— WHAT YOU WILL DO —
Only the pictures are left out: repeat the rest of the entries exactly.

— RECORDS FOR THIS TASK —
▼

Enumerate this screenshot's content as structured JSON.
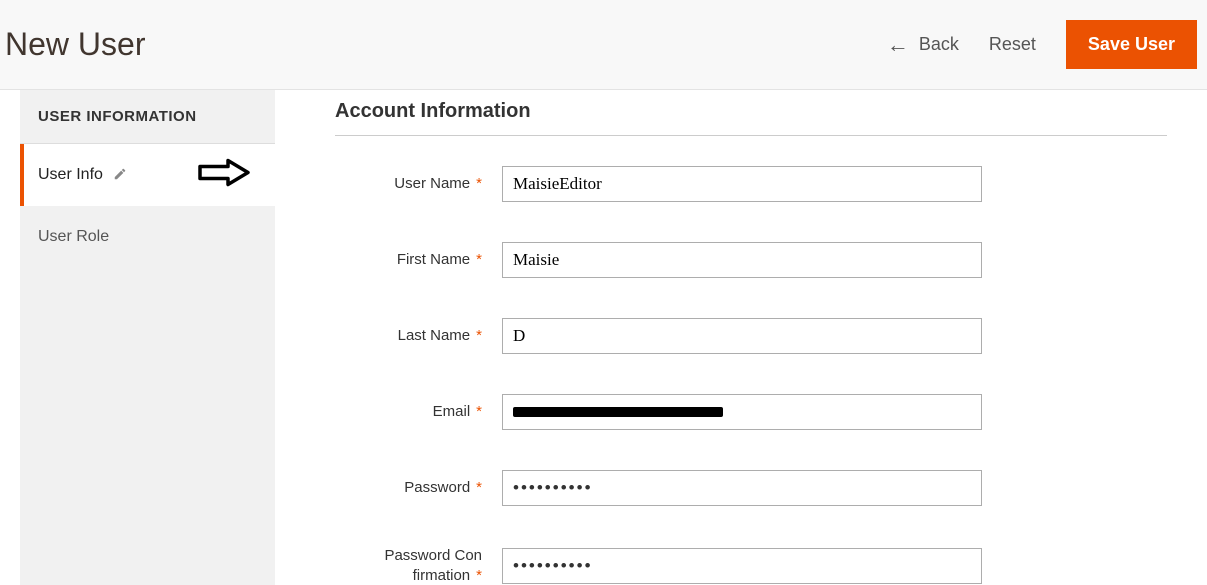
{
  "header": {
    "title": "New User",
    "back_label": "Back",
    "reset_label": "Reset",
    "save_label": "Save User"
  },
  "sidebar": {
    "heading": "USER INFORMATION",
    "items": [
      {
        "label": "User Info",
        "active": true
      },
      {
        "label": "User Role",
        "active": false
      }
    ]
  },
  "section": {
    "title": "Account Information"
  },
  "form": {
    "username_label": "User Name",
    "username_value": "MaisieEditor",
    "firstname_label": "First Name",
    "firstname_value": "Maisie",
    "lastname_label": "Last Name",
    "lastname_value": "D",
    "email_label": "Email",
    "email_value": "",
    "password_label": "Password",
    "password_value": "••••••••••",
    "password_conf_label": "Password Con firmation",
    "password_conf_value": "••••••••••"
  }
}
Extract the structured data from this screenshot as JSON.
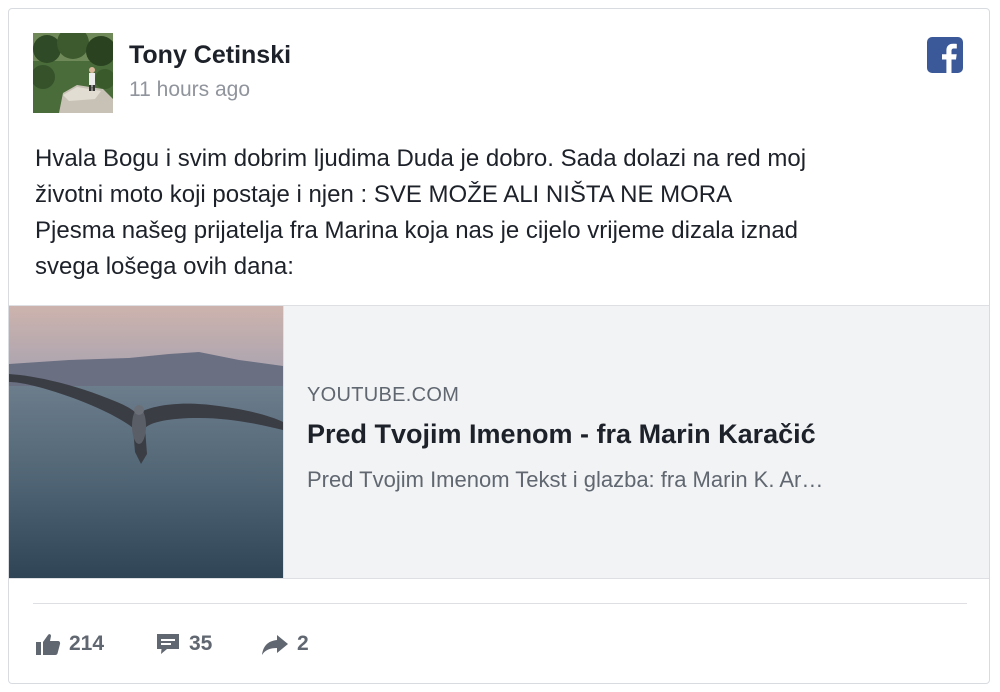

▲

— EXERCISE OUTPUT —
Enumerate this screenshot's content as structured JSON.
{
  "header": {
    "title": "New User",
    "back_label": "Back",
    "reset_label": "Reset",
    "save_label": "Save User"
  },
  "sidebar": {
    "heading": "USER INFORMATION",
    "items": [
      {
        "label": "User Info",
        "active": true
      },
      {
        "label": "User Role",
        "active": false
      }
    ]
  },
  "section": {
    "title": "Account Information"
  },
  "form": {
    "username_label": "User Name",
    "username_value": "MaisieEditor",
    "firstname_label": "First Name",
    "firstname_value": "Maisie",
    "lastname_label": "Last Name",
    "lastname_value": "D",
    "email_label": "Email",
    "email_value": "",
    "password_label": "Password",
    "password_value": "••••••••••",
    "password_conf_label": "Password Con firmation",
    "password_conf_value": "••••••••••"
  }
}
Extract the structured data from this screenshot as JSON.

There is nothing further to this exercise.